> [Information supplied]
• • • •
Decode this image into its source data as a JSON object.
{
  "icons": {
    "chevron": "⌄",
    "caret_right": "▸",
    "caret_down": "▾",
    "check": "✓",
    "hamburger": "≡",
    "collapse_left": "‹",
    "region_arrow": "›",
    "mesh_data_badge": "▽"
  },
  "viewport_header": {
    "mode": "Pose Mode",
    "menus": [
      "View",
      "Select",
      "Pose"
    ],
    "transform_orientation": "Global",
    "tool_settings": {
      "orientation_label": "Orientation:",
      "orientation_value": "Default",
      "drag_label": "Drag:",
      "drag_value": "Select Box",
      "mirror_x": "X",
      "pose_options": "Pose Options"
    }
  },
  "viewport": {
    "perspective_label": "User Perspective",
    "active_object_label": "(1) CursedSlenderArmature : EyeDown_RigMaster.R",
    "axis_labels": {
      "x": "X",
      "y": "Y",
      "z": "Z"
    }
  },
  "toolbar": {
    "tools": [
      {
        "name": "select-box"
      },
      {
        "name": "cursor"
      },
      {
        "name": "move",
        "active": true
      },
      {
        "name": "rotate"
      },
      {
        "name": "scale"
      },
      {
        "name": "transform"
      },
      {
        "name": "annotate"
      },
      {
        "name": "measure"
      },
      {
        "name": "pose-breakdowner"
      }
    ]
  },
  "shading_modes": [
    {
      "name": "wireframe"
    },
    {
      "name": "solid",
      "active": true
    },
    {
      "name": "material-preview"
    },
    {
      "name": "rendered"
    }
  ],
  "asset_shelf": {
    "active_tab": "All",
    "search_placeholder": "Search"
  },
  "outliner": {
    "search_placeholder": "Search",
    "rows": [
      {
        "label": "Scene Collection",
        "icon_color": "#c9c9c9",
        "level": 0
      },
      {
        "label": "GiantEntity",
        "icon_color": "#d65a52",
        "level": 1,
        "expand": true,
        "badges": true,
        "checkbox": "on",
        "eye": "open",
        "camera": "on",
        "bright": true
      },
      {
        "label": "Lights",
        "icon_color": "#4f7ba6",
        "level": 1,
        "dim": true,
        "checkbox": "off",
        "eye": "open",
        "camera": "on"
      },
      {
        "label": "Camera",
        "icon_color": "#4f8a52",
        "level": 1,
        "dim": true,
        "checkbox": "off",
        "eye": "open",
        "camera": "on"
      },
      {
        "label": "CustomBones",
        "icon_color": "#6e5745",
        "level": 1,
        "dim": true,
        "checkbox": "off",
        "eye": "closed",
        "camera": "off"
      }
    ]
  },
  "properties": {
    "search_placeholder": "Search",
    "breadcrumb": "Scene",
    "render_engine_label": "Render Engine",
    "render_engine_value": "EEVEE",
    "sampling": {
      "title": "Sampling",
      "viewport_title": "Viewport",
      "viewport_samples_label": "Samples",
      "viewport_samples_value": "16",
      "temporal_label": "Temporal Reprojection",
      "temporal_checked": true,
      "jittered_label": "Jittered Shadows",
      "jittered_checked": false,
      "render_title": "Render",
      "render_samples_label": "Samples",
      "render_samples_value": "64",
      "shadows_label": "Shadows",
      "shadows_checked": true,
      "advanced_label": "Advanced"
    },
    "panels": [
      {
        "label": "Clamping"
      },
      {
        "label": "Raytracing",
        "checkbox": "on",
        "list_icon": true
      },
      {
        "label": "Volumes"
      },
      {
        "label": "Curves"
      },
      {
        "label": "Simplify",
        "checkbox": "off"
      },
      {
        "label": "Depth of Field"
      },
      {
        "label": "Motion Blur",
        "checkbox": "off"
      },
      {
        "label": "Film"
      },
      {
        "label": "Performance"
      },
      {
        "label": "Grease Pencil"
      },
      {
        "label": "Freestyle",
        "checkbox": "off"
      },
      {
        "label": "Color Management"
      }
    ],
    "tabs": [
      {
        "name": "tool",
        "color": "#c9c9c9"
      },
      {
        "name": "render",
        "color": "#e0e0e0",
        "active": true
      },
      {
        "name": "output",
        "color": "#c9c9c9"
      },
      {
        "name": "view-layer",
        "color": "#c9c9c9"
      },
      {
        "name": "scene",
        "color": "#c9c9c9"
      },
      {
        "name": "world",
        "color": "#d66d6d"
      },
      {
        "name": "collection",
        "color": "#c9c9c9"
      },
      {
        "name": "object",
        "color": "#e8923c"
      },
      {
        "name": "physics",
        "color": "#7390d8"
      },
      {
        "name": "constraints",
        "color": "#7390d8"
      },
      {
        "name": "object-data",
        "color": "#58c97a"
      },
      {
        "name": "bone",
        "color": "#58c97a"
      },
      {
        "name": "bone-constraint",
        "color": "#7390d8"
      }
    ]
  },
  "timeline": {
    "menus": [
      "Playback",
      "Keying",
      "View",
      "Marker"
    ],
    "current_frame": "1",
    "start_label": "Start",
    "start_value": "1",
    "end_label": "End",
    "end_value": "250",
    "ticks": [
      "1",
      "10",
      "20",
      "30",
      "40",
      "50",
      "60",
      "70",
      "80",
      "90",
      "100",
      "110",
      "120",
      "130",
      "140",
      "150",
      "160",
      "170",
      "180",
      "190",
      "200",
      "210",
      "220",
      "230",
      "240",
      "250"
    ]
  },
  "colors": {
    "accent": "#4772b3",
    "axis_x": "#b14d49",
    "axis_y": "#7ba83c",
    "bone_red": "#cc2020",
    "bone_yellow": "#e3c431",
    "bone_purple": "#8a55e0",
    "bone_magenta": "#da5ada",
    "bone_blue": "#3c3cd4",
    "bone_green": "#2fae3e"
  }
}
• • • •
> [What needs to be done] Quote the material exactly, leaving nothing out.

> [Response below]
Decode this image into its source data as a JSON object.
{
  "icons": {
    "chevron": "⌄",
    "caret_right": "▸",
    "caret_down": "▾",
    "check": "✓",
    "hamburger": "≡",
    "collapse_left": "‹",
    "region_arrow": "›",
    "mesh_data_badge": "▽"
  },
  "viewport_header": {
    "mode": "Pose Mode",
    "menus": [
      "View",
      "Select",
      "Pose"
    ],
    "transform_orientation": "Global",
    "tool_settings": {
      "orientation_label": "Orientation:",
      "orientation_value": "Default",
      "drag_label": "Drag:",
      "drag_value": "Select Box",
      "mirror_x": "X",
      "pose_options": "Pose Options"
    }
  },
  "viewport": {
    "perspective_label": "User Perspective",
    "active_object_label": "(1) CursedSlenderArmature : EyeDown_RigMaster.R",
    "axis_labels": {
      "x": "X",
      "y": "Y",
      "z": "Z"
    }
  },
  "toolbar": {
    "tools": [
      {
        "name": "select-box"
      },
      {
        "name": "cursor"
      },
      {
        "name": "move",
        "active": true
      },
      {
        "name": "rotate"
      },
      {
        "name": "scale"
      },
      {
        "name": "transform"
      },
      {
        "name": "annotate"
      },
      {
        "name": "measure"
      },
      {
        "name": "pose-breakdowner"
      }
    ]
  },
  "shading_modes": [
    {
      "name": "wireframe"
    },
    {
      "name": "solid",
      "active": true
    },
    {
      "name": "material-preview"
    },
    {
      "name": "rendered"
    }
  ],
  "asset_shelf": {
    "active_tab": "All",
    "search_placeholder": "Search"
  },
  "outliner": {
    "search_placeholder": "Search",
    "rows": [
      {
        "label": "Scene Collection",
        "icon_color": "#c9c9c9",
        "level": 0
      },
      {
        "label": "GiantEntity",
        "icon_color": "#d65a52",
        "level": 1,
        "expand": true,
        "badges": true,
        "checkbox": "on",
        "eye": "open",
        "camera": "on",
        "bright": true
      },
      {
        "label": "Lights",
        "icon_color": "#4f7ba6",
        "level": 1,
        "dim": true,
        "checkbox": "off",
        "eye": "open",
        "camera": "on"
      },
      {
        "label": "Camera",
        "icon_color": "#4f8a52",
        "level": 1,
        "dim": true,
        "checkbox": "off",
        "eye": "open",
        "camera": "on"
      },
      {
        "label": "CustomBones",
        "icon_color": "#6e5745",
        "level": 1,
        "dim": true,
        "checkbox": "off",
        "eye": "closed",
        "camera": "off"
      }
    ]
  },
  "properties": {
    "search_placeholder": "Search",
    "breadcrumb": "Scene",
    "render_engine_label": "Render Engine",
    "render_engine_value": "EEVEE",
    "sampling": {
      "title": "Sampling",
      "viewport_title": "Viewport",
      "viewport_samples_label": "Samples",
      "viewport_samples_value": "16",
      "temporal_label": "Temporal Reprojection",
      "temporal_checked": true,
      "jittered_label": "Jittered Shadows",
      "jittered_checked": false,
      "render_title": "Render",
      "render_samples_label": "Samples",
      "render_samples_value": "64",
      "shadows_label": "Shadows",
      "shadows_checked": true,
      "advanced_label": "Advanced"
    },
    "panels": [
      {
        "label": "Clamping"
      },
      {
        "label": "Raytracing",
        "checkbox": "on",
        "list_icon": true
      },
      {
        "label": "Volumes"
      },
      {
        "label": "Curves"
      },
      {
        "label": "Simplify",
        "checkbox": "off"
      },
      {
        "label": "Depth of Field"
      },
      {
        "label": "Motion Blur",
        "checkbox": "off"
      },
      {
        "label": "Film"
      },
      {
        "label": "Performance"
      },
      {
        "label": "Grease Pencil"
      },
      {
        "label": "Freestyle",
        "checkbox": "off"
      },
      {
        "label": "Color Management"
      }
    ],
    "tabs": [
      {
        "name": "tool",
        "color": "#c9c9c9"
      },
      {
        "name": "render",
        "color": "#e0e0e0",
        "active": true
      },
      {
        "name": "output",
        "color": "#c9c9c9"
      },
      {
        "name": "view-layer",
        "color": "#c9c9c9"
      },
      {
        "name": "scene",
        "color": "#c9c9c9"
      },
      {
        "name": "world",
        "color": "#d66d6d"
      },
      {
        "name": "collection",
        "color": "#c9c9c9"
      },
      {
        "name": "object",
        "color": "#e8923c"
      },
      {
        "name": "physics",
        "color": "#7390d8"
      },
      {
        "name": "constraints",
        "color": "#7390d8"
      },
      {
        "name": "object-data",
        "color": "#58c97a"
      },
      {
        "name": "bone",
        "color": "#58c97a"
      },
      {
        "name": "bone-constraint",
        "color": "#7390d8"
      }
    ]
  },
  "timeline": {
    "menus": [
      "Playback",
      "Keying",
      "View",
      "Marker"
    ],
    "current_frame": "1",
    "start_label": "Start",
    "start_value": "1",
    "end_label": "End",
    "end_value": "250",
    "ticks": [
      "1",
      "10",
      "20",
      "30",
      "40",
      "50",
      "60",
      "70",
      "80",
      "90",
      "100",
      "110",
      "120",
      "130",
      "140",
      "150",
      "160",
      "170",
      "180",
      "190",
      "200",
      "210",
      "220",
      "230",
      "240",
      "250"
    ]
  },
  "colors": {
    "accent": "#4772b3",
    "axis_x": "#b14d49",
    "axis_y": "#7ba83c",
    "bone_red": "#cc2020",
    "bone_yellow": "#e3c431",
    "bone_purple": "#8a55e0",
    "bone_magenta": "#da5ada",
    "bone_blue": "#3c3cd4",
    "bone_green": "#2fae3e"
  }
}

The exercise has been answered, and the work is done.